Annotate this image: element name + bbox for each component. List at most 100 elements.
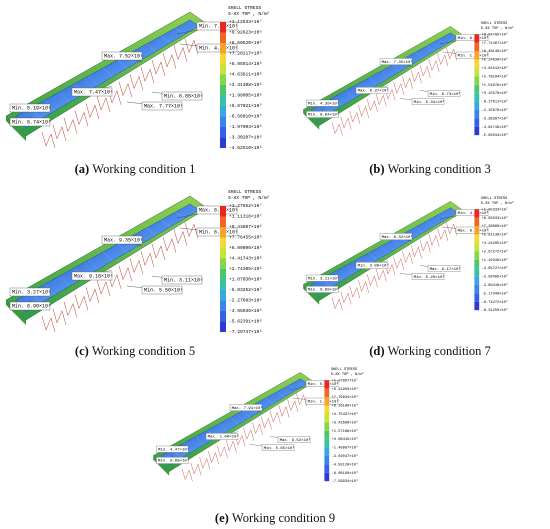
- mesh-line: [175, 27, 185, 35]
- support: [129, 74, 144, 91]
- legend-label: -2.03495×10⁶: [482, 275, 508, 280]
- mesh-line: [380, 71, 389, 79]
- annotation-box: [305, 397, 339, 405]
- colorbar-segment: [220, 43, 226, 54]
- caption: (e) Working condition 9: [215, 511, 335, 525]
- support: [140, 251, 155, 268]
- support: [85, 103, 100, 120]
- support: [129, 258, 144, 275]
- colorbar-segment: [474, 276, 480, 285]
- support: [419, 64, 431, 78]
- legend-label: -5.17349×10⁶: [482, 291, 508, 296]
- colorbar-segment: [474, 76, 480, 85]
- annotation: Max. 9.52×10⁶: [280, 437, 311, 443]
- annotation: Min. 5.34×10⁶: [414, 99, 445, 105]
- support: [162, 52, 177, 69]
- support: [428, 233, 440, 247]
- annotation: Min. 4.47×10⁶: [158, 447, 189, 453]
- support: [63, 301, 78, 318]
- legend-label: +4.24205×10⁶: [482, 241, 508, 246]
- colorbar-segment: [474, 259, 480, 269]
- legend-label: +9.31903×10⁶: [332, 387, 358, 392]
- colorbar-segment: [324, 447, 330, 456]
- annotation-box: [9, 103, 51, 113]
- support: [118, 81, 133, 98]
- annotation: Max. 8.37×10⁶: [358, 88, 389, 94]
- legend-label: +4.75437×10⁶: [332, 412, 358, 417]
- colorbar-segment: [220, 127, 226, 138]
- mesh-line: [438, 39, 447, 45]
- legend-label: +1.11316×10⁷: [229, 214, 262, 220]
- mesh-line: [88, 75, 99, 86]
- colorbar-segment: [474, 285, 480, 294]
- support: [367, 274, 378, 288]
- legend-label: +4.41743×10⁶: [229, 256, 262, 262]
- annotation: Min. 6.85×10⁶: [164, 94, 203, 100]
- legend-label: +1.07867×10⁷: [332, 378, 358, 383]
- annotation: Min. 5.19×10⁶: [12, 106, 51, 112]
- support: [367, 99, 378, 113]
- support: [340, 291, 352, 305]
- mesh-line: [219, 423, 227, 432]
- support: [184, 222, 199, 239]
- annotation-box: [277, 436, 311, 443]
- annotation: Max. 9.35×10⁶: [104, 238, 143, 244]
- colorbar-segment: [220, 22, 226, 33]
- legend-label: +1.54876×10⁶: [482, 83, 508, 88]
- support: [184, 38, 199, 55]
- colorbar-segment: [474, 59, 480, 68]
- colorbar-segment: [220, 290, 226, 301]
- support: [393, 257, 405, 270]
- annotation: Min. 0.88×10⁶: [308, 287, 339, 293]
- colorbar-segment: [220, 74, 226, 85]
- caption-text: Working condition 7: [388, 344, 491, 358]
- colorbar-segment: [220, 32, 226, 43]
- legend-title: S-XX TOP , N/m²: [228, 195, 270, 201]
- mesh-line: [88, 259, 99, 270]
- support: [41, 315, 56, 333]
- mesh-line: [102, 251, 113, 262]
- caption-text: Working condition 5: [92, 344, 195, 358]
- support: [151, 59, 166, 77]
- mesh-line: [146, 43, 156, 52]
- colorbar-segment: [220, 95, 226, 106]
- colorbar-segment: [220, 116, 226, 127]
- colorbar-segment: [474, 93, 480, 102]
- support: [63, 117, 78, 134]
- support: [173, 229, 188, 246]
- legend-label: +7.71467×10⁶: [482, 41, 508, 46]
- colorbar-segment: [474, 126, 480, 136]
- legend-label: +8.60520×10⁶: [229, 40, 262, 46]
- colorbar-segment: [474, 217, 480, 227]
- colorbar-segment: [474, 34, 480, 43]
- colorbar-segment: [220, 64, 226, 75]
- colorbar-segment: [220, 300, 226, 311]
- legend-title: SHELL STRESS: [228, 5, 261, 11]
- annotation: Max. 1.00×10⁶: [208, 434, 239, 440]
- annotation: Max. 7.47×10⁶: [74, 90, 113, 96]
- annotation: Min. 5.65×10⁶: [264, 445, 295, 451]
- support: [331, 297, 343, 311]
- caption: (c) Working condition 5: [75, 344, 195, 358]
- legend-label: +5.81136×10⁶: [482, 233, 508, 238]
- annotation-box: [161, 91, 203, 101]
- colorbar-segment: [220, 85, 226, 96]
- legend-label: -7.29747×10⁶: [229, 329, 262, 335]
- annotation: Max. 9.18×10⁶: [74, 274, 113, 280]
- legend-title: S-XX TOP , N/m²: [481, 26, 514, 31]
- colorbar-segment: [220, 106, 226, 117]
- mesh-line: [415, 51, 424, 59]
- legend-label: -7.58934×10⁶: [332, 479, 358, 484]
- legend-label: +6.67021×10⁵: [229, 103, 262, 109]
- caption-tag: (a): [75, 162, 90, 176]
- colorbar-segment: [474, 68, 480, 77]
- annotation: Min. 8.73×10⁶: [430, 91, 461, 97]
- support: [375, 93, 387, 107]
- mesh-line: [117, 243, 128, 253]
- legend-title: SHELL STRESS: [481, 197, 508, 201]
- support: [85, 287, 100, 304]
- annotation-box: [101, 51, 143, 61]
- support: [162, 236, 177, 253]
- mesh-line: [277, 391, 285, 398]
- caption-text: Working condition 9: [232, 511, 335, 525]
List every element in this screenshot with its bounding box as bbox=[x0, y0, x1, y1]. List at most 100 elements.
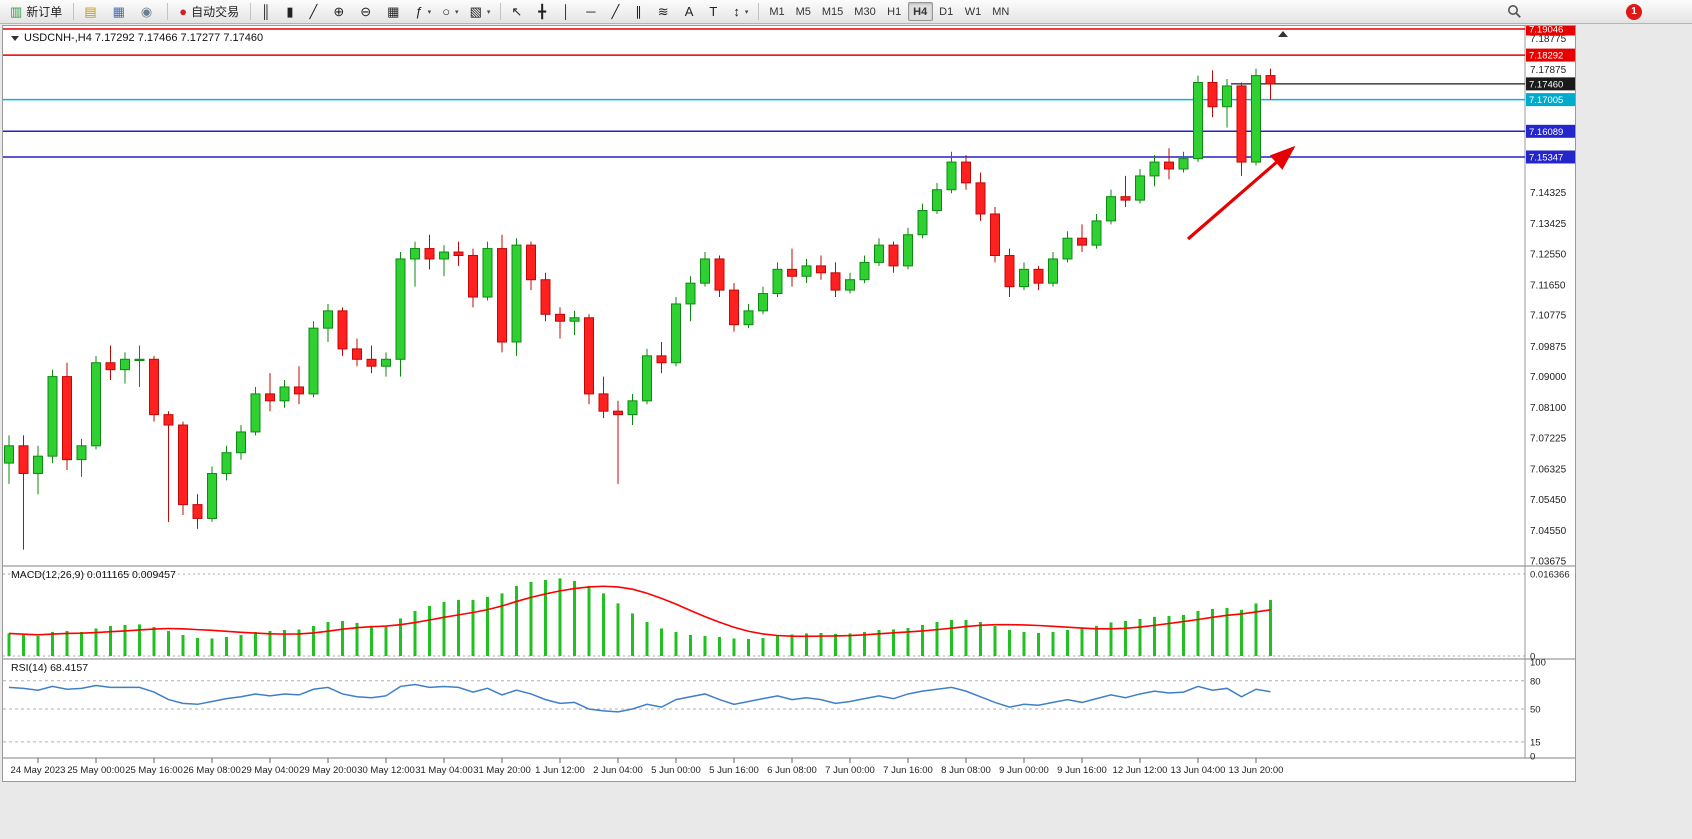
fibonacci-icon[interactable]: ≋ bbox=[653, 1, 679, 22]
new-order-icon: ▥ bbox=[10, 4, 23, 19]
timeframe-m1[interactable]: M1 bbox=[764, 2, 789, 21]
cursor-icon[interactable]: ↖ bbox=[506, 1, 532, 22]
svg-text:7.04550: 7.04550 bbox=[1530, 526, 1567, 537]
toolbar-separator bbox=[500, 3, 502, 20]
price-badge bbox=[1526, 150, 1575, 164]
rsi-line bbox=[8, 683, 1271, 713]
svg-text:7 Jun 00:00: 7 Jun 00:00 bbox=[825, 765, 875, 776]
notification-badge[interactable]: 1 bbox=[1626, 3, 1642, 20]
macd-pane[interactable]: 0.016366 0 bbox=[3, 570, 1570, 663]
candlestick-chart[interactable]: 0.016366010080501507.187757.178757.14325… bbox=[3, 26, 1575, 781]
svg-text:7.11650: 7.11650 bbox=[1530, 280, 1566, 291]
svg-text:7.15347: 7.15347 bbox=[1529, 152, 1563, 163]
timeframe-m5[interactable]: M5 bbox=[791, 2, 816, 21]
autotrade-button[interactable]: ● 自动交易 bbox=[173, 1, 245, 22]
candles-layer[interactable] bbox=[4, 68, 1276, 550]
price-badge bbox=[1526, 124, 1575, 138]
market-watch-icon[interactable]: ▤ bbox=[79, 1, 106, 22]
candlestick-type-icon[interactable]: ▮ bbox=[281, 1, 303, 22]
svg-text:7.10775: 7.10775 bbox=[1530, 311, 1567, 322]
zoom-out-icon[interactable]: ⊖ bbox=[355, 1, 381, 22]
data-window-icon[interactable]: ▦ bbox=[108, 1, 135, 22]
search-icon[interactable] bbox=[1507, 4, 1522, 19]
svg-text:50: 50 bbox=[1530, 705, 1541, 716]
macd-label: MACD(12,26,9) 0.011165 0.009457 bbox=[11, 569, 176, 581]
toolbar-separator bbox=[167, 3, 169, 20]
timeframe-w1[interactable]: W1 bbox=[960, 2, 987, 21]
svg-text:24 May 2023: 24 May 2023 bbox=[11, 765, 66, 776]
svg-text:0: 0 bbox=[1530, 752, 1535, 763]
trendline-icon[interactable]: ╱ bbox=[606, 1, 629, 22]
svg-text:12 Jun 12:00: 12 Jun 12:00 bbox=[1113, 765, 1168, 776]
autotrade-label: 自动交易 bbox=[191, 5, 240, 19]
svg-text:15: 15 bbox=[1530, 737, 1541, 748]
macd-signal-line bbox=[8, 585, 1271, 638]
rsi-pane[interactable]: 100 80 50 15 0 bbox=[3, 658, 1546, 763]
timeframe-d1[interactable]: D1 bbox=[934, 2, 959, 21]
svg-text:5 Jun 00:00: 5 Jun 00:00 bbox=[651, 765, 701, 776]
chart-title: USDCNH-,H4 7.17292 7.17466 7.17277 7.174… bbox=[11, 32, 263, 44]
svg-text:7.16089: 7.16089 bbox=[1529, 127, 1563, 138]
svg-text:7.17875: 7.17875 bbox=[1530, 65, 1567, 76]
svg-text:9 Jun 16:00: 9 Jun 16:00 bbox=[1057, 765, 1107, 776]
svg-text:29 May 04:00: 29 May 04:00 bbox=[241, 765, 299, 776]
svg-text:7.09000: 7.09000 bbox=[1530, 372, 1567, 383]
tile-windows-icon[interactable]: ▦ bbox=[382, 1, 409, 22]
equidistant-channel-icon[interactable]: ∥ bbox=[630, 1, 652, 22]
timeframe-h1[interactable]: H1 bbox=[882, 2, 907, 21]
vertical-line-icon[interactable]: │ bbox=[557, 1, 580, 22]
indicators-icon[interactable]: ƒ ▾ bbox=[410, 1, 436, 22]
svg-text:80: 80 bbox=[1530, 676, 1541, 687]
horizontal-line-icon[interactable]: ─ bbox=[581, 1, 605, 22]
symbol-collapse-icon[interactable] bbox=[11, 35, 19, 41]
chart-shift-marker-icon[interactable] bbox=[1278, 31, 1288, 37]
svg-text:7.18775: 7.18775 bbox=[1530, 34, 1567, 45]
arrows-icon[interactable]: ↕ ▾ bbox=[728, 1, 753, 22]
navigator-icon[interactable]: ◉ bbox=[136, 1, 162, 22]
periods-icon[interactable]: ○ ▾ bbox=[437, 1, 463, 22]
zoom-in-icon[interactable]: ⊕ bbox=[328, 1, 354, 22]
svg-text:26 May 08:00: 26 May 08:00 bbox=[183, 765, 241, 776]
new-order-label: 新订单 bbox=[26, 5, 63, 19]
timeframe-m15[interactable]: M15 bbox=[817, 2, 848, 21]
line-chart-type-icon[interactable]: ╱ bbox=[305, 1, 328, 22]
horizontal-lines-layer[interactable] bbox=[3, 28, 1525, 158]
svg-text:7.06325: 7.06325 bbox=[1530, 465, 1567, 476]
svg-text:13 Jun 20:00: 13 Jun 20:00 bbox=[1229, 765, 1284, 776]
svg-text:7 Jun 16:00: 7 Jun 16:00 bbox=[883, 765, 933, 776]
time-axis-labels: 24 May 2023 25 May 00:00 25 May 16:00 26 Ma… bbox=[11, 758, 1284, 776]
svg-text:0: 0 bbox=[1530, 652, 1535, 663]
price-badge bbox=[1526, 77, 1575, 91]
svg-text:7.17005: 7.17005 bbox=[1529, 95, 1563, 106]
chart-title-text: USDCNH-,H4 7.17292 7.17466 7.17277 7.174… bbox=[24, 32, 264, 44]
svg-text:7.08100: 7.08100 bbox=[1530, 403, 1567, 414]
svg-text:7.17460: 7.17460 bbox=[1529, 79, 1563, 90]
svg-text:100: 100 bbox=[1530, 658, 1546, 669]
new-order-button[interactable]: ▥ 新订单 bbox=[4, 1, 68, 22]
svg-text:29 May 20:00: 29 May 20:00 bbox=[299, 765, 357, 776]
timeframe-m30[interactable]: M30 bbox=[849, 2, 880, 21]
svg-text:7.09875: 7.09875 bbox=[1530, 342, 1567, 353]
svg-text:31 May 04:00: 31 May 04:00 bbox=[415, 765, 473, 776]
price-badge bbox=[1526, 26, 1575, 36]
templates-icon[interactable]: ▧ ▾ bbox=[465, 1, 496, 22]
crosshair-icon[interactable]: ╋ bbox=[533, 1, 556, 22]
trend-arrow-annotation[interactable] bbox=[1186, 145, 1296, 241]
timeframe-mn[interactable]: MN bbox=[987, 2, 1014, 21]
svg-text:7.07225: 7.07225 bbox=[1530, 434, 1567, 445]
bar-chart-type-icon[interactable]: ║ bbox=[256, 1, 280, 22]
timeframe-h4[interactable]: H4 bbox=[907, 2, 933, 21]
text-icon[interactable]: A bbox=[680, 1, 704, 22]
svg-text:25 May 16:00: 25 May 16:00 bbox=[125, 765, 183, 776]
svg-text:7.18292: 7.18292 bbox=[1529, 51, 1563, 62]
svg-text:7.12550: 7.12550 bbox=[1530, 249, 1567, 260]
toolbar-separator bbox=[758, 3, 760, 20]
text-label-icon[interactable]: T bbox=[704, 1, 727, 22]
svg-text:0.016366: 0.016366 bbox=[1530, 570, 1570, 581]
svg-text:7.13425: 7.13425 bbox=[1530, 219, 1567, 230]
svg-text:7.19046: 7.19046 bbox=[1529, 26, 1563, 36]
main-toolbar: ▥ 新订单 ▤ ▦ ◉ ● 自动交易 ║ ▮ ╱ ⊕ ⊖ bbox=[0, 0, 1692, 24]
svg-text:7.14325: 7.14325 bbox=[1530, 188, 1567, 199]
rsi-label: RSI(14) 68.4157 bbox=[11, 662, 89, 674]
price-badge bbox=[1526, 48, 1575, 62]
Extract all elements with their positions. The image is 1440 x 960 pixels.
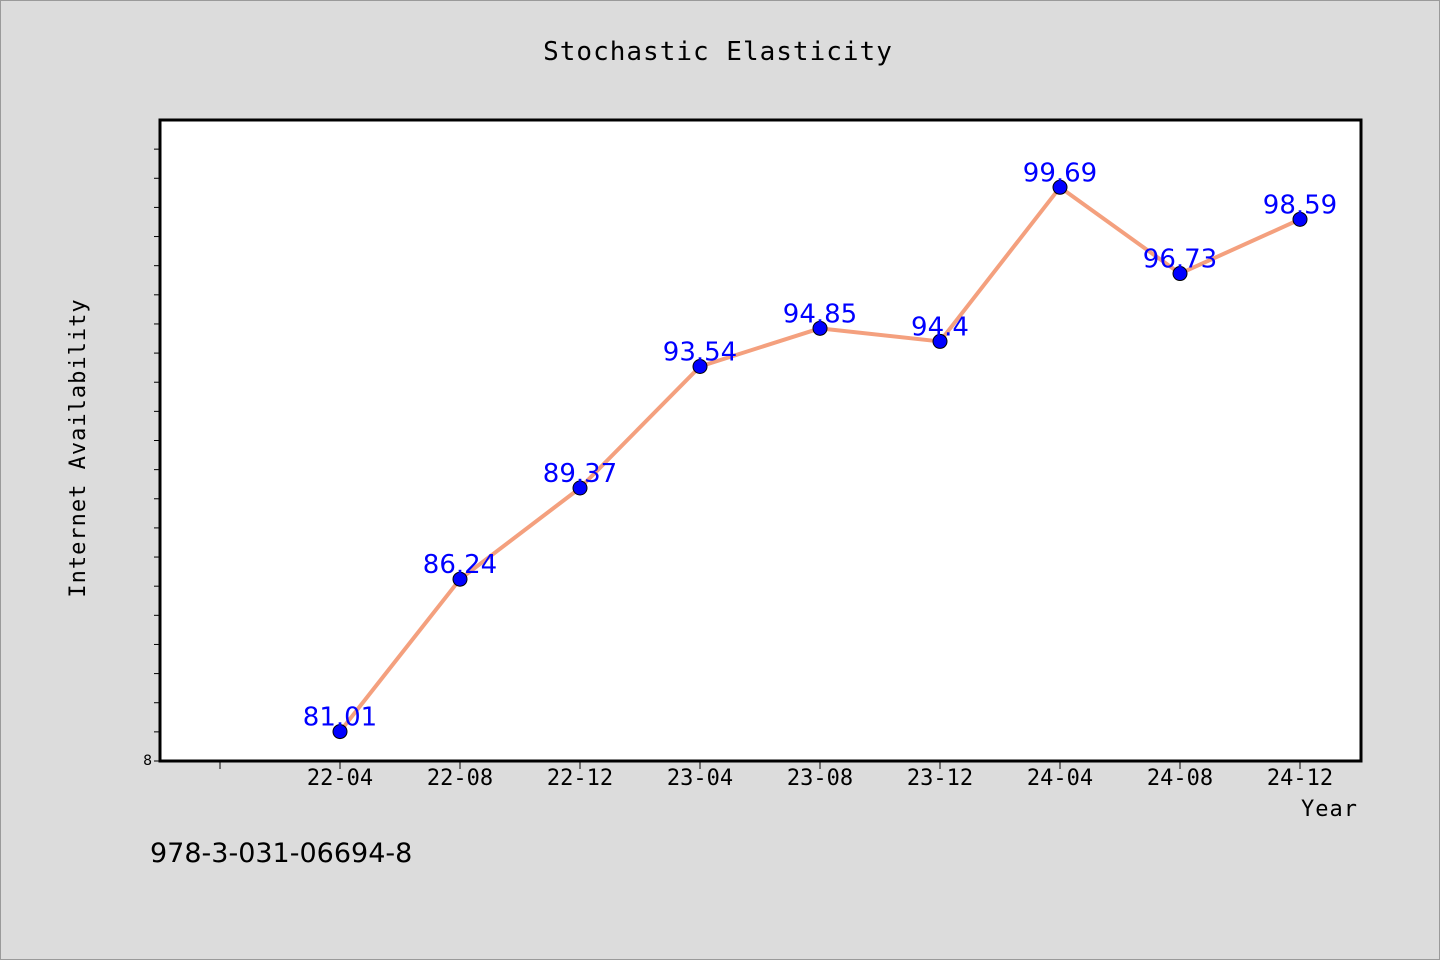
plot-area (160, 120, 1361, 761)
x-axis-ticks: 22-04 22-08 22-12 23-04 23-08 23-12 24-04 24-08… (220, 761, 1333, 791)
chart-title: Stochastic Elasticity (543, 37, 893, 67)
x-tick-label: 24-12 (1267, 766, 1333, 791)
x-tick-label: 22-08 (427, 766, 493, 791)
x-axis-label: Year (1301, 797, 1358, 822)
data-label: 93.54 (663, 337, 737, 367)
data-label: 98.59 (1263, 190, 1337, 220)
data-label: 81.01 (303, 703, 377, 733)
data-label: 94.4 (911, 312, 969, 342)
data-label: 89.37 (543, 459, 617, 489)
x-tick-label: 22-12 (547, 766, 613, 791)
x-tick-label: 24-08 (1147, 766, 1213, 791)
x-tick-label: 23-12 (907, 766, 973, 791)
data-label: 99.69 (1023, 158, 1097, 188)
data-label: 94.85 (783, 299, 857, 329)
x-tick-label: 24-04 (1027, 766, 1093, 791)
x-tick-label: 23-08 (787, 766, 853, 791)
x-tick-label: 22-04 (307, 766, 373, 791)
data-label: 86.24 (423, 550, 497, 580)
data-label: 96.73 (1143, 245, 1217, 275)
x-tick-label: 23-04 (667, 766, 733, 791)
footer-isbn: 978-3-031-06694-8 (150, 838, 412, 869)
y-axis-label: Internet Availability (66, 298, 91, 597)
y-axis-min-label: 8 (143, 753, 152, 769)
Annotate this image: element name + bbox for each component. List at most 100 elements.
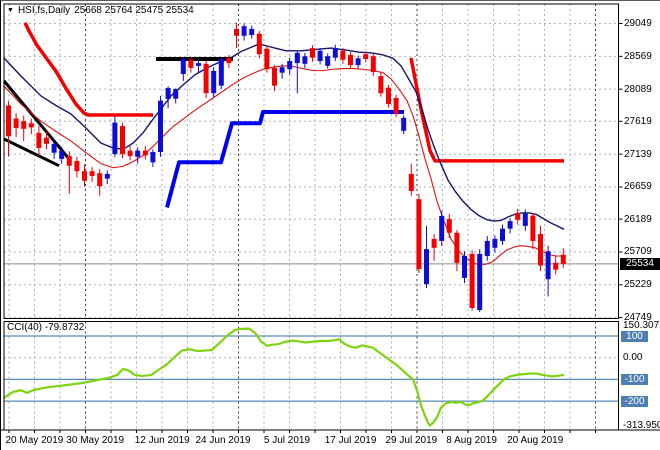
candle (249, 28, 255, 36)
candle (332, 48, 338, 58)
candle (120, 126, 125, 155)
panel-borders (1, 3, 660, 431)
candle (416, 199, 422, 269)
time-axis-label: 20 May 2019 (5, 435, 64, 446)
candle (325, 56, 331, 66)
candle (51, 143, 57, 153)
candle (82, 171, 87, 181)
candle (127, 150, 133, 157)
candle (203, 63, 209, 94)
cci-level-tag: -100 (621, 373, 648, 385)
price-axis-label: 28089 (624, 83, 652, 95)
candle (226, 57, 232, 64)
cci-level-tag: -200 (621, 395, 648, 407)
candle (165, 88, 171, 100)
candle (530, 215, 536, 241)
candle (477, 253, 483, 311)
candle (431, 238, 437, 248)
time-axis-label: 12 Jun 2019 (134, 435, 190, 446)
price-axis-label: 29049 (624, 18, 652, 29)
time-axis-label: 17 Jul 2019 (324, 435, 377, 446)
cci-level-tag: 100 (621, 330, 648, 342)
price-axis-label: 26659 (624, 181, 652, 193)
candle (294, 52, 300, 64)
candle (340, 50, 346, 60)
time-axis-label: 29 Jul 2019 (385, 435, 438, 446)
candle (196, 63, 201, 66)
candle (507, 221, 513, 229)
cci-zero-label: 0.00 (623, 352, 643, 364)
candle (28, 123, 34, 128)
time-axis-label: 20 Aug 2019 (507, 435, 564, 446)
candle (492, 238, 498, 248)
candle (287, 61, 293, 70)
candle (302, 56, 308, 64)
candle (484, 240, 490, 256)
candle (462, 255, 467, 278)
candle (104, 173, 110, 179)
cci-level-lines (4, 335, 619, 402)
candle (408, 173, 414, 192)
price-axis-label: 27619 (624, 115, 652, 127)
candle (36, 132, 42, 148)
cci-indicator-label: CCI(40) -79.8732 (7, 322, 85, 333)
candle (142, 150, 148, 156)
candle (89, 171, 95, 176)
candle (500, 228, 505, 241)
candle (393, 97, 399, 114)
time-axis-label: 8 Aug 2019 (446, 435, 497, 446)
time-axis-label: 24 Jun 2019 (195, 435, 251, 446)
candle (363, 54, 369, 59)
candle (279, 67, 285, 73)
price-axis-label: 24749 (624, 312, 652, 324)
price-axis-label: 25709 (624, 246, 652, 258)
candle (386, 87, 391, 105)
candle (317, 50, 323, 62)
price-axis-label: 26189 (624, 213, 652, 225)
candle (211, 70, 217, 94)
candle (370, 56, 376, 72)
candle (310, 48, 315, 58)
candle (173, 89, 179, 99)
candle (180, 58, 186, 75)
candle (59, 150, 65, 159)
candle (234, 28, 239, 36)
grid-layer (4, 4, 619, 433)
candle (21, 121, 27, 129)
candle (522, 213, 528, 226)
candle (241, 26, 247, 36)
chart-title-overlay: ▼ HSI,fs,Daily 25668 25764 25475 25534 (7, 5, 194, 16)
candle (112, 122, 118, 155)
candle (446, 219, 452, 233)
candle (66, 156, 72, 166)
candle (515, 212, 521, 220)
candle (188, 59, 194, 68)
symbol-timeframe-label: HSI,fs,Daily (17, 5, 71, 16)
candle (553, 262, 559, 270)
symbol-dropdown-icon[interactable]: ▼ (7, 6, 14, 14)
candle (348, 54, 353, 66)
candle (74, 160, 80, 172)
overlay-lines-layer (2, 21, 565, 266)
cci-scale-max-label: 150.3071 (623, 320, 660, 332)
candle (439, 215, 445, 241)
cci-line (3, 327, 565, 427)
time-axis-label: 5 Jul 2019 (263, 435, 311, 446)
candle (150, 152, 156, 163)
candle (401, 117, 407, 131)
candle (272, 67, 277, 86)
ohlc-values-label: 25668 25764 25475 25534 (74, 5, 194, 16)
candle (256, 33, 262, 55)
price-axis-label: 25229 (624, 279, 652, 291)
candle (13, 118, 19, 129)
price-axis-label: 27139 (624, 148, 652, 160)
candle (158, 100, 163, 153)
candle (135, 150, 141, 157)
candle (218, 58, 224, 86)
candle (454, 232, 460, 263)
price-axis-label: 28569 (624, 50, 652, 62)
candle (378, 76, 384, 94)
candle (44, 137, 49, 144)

## The exercise
Please quote the material from the line with "candle (249, 28, 255, 36)" to the line with "candle (431, 238, 437, 248)", both lines included, keeping each line as it stands.

## Solution
candle (249, 28, 255, 36)
candle (332, 48, 338, 58)
candle (120, 126, 125, 155)
panel-borders (1, 3, 660, 431)
candle (416, 199, 422, 269)
time-axis-label: 20 May 2019 (5, 435, 64, 446)
candle (325, 56, 331, 66)
candle (51, 143, 57, 153)
candle (82, 171, 87, 181)
candle (127, 150, 133, 157)
candle (203, 63, 209, 94)
cci-level-tag: -100 (621, 373, 648, 385)
price-axis-label: 28089 (624, 83, 652, 95)
candle (226, 57, 232, 64)
cci-level-tag: -200 (621, 395, 648, 407)
candle (165, 88, 171, 100)
candle (530, 215, 536, 241)
candle (477, 253, 483, 311)
candle (431, 238, 437, 248)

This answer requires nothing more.